Stored records -
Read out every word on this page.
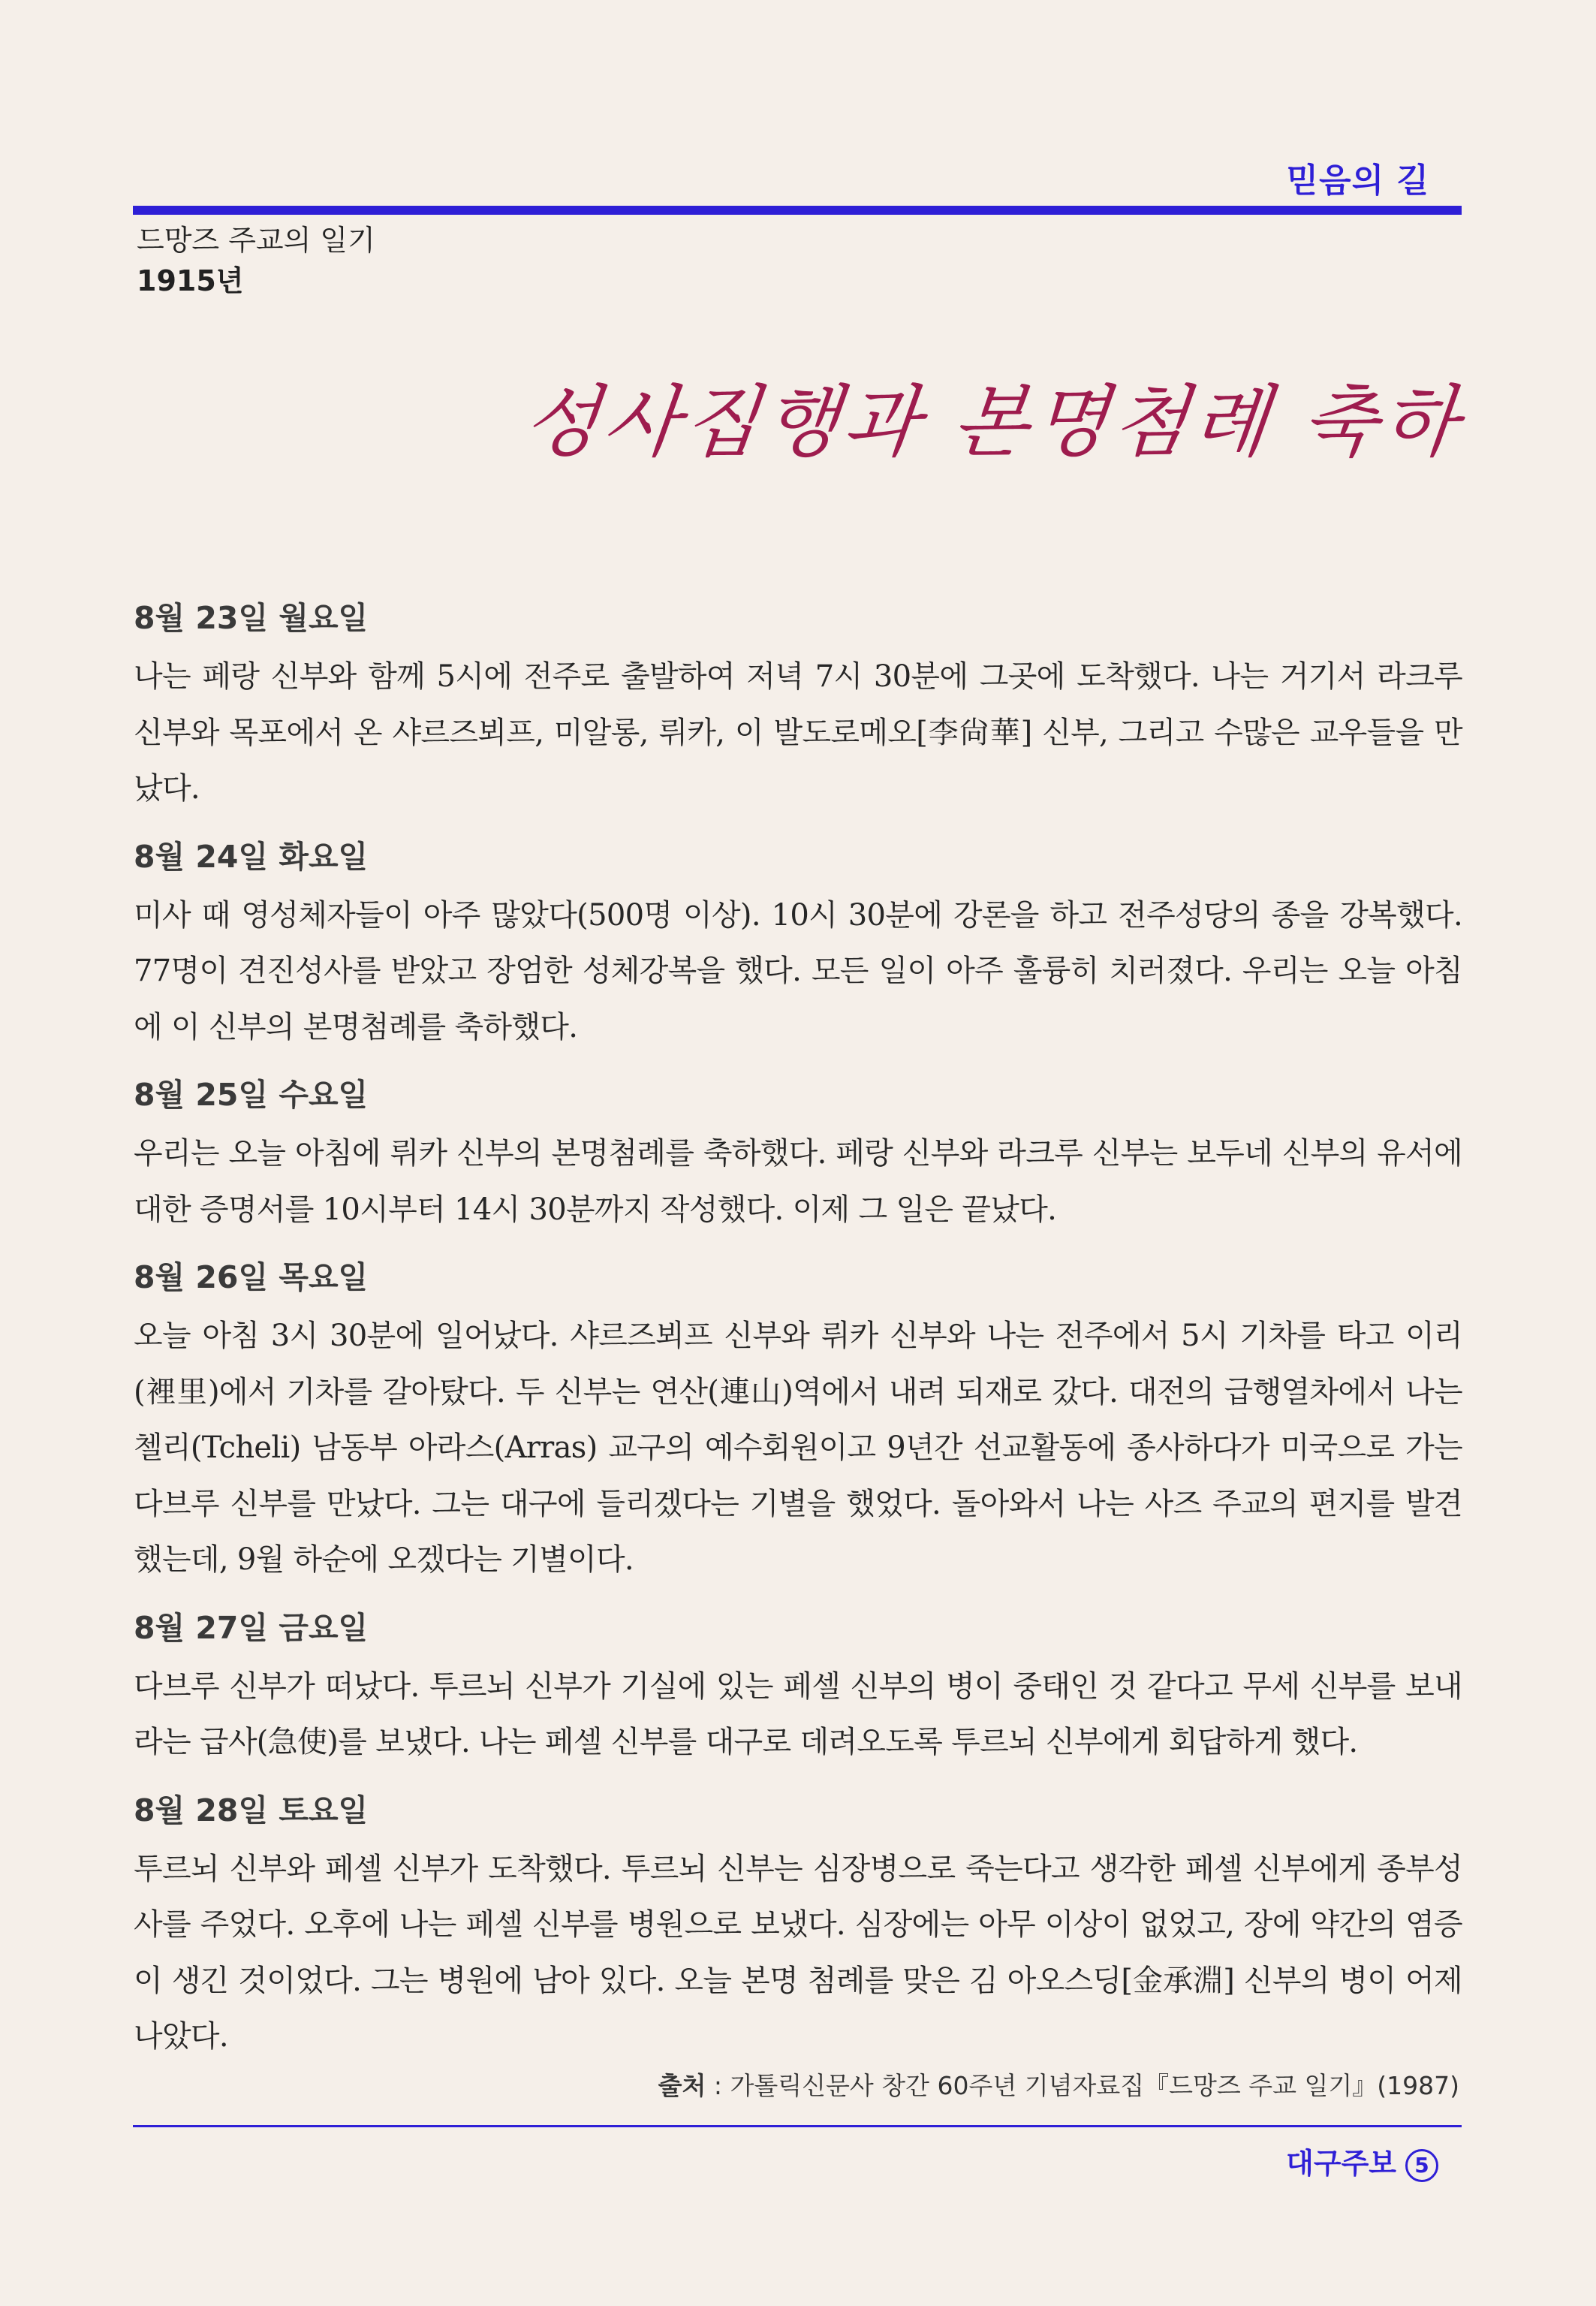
믿음의 길
드망즈 주교의 일기
1915년
성사집행과 본명첨례 축하
8월 23일 월요일
나는 페랑 신부와 함께 5시에 전주로 출발하여 저녁 7시 30분에 그곳에 도착했다. 나는 거기서 라크루 신부와 목포에서 온 샤르즈뵈프, 미알롱, 뤼카, 이 발도로메오[李尙華] 신부, 그리고 수많은 교우들을 만났다.
8월 24일 화요일
미사 때 영성체자들이 아주 많았다(500명 이상). 10시 30분에 강론을 하고 전주성당의 종을 강복했다. 77명이 견진성사를 받았고 장엄한 성체강복을 했다. 모든 일이 아주 훌륭히 치러졌다. 우리는 오늘 아침에 이 신부의 본명첨례를 축하했다.
8월 25일 수요일
우리는 오늘 아침에 뤼카 신부의 본명첨례를 축하했다. 페랑 신부와 라크루 신부는 보두네 신부의 유서에 대한 증명서를 10시부터 14시 30분까지 작성했다. 이제 그 일은 끝났다.
8월 26일 목요일
오늘 아침 3시 30분에 일어났다. 샤르즈뵈프 신부와 뤼카 신부와 나는 전주에서 5시 기차를 타고 이리(裡里)에서 기차를 갈아탔다. 두 신부는 연산(連山)역에서 내려 되재로 갔다. 대전의 급행열차에서 나는 첼리(Tcheli) 남동부 아라스(Arras) 교구의 예수회원이고 9년간 선교활동에 종사하다가 미국으로 가는 다브루 신부를 만났다. 그는 대구에 들리겠다는 기별을 했었다. 돌아와서 나는 사즈 주교의 편지를 발견했는데, 9월 하순에 오겠다는 기별이다.
8월 27일 금요일
다브루 신부가 떠났다. 투르뇌 신부가 기실에 있는 페셀 신부의 병이 중태인 것 같다고 무세 신부를 보내라는 급사(急使)를 보냈다. 나는 페셀 신부를 대구로 데려오도록 투르뇌 신부에게 회답하게 했다.
8월 28일 토요일
투르뇌 신부와 페셀 신부가 도착했다. 투르뇌 신부는 심장병으로 죽는다고 생각한 페셀 신부에게 종부성사를 주었다. 오후에 나는 페셀 신부를 병원으로 보냈다. 심장에는 아무 이상이 없었고, 장에 약간의 염증이 생긴 것이었다. 그는 병원에 남아 있다. 오늘 본명 첨례를 맞은 김 아오스딩[金承淵] 신부의 병이 어제 나았다.
출처 : 가톨릭신문사 창간 60주년 기념자료집『드망즈 주교 일기』(1987)
대구주보 5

REQUEST - Extract from the material all lines containing the string "본명첨례를".

RESULT OF THE TASK -
미사 때 영성체자들이 아주 많았다(500명 이상). 10시 30분에 강론을 하고 전주성당의 종을 강복했다. 77명이 견진성사를 받았고 장엄한 성체강복을 했다. 모든 일이 아주 훌륭히 치러졌다. 우리는 오늘 아침에 이 신부의 본명첨례를 축하했다.
우리는 오늘 아침에 뤼카 신부의 본명첨례를 축하했다. 페랑 신부와 라크루 신부는 보두네 신부의 유서에 대한 증명서를 10시부터 14시 30분까지 작성했다. 이제 그 일은 끝났다.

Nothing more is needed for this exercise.